L’espace offre la possibilité aux spationautes et autres personnes présentes à bord de l’ISS d’observer les phénomènes climatiques et météorologiques qui se manifestent sur Terre. Les informations enregistrées depuis l’ISS dans l’espace, nous renseignent sur l’état des glaces de nos pôles et la montée du niveau des mers et des océans. C’est depuis l’espace que nous sommes capables de mesurer l’évolution des températures globales et de déterminer ainsi de meilleures méthodes de gestion des cultures agroalimentaires ou encore de mieux lutter contre le phénomène de déforestation. Grâce à toutes ces observations, nous sommes en mesure de mieux comprendre les phénomènes de changements climatiques et ainsi de mieux nous y adapter.

_Données fournies_:
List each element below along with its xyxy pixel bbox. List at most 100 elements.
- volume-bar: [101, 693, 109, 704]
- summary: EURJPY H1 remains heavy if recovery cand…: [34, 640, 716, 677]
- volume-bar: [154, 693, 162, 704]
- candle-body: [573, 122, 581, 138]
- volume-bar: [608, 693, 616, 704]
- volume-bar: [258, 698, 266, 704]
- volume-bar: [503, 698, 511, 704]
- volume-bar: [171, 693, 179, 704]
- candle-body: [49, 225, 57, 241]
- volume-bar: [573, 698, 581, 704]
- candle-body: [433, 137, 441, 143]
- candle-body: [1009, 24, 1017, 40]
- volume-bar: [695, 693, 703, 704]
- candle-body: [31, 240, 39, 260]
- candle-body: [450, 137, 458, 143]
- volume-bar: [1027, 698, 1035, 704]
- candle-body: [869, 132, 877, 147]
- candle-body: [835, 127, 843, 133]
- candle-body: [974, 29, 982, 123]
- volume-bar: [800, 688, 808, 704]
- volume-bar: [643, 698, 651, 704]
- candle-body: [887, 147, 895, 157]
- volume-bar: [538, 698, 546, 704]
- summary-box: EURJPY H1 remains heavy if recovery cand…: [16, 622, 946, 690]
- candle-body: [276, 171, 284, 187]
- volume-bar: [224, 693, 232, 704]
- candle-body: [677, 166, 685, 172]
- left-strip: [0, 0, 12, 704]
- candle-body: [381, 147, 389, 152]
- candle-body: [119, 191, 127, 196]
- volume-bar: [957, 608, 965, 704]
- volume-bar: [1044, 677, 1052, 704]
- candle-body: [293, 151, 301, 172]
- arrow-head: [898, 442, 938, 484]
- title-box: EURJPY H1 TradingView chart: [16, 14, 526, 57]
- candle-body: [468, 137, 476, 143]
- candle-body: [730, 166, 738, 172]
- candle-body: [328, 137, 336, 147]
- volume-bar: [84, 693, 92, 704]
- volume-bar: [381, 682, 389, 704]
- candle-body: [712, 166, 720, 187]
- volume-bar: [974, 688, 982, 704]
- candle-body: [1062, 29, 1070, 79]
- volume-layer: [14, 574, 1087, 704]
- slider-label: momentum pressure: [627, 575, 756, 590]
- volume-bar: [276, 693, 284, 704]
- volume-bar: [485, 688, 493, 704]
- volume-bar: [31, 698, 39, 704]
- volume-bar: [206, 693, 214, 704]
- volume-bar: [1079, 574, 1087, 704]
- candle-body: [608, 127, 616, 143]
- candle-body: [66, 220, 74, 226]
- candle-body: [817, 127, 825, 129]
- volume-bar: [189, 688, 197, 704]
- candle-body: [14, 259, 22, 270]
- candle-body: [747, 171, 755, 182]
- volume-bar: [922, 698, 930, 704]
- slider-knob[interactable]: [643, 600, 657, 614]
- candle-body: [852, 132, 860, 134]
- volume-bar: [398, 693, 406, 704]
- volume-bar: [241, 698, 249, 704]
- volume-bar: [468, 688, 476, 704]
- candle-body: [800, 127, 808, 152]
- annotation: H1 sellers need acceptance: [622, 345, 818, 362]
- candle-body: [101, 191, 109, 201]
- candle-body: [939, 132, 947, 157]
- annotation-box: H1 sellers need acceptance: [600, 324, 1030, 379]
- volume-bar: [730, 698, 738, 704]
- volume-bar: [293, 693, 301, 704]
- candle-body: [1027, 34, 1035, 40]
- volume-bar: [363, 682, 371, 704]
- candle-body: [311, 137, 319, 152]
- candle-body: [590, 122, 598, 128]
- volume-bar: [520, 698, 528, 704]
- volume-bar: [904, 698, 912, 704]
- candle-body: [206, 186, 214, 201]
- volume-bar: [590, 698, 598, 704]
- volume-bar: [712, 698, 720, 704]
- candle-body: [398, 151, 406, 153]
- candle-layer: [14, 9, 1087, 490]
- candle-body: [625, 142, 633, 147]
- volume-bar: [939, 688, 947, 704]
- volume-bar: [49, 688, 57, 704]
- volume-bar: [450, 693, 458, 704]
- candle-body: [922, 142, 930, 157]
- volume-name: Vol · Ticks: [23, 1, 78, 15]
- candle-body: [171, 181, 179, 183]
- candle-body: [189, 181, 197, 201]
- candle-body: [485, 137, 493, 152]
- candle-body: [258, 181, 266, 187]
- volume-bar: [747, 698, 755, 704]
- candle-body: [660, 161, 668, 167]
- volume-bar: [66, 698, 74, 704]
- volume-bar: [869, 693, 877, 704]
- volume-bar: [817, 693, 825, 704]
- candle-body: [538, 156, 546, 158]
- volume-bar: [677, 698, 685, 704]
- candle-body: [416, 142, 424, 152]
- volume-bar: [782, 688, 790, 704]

_Consigne_: Recopiez sans rien modifier le passage du texte sur l'observation de la Terre depuis l'ISS, en commençant à « L’espace offre la » et en terminant à « nous y adapter. ».

_Corrigé détaillé_:
L’espace offre la possibilité aux spationautes et autres personnes présentes à bord de l’ISS d’observer les phénomènes climatiques et météorologiques qui se manifestent sur Terre. Les informations enregistrées depuis l’ISS dans l’espace, nous renseignent sur l’état des glaces de nos pôles et la montée du niveau des mers et des océans. C’est depuis l’espace que nous sommes capables de mesurer l’évolution des températures globales et de déterminer ainsi de meilleures méthodes de gestion des cultures agroalimentaires ou encore de mieux lutter contre le phénomène de déforestation. Grâce à toutes ces observations, nous sommes en mesure de mieux comprendre les phénomènes de changements climatiques et ainsi de mieux nous y adapter.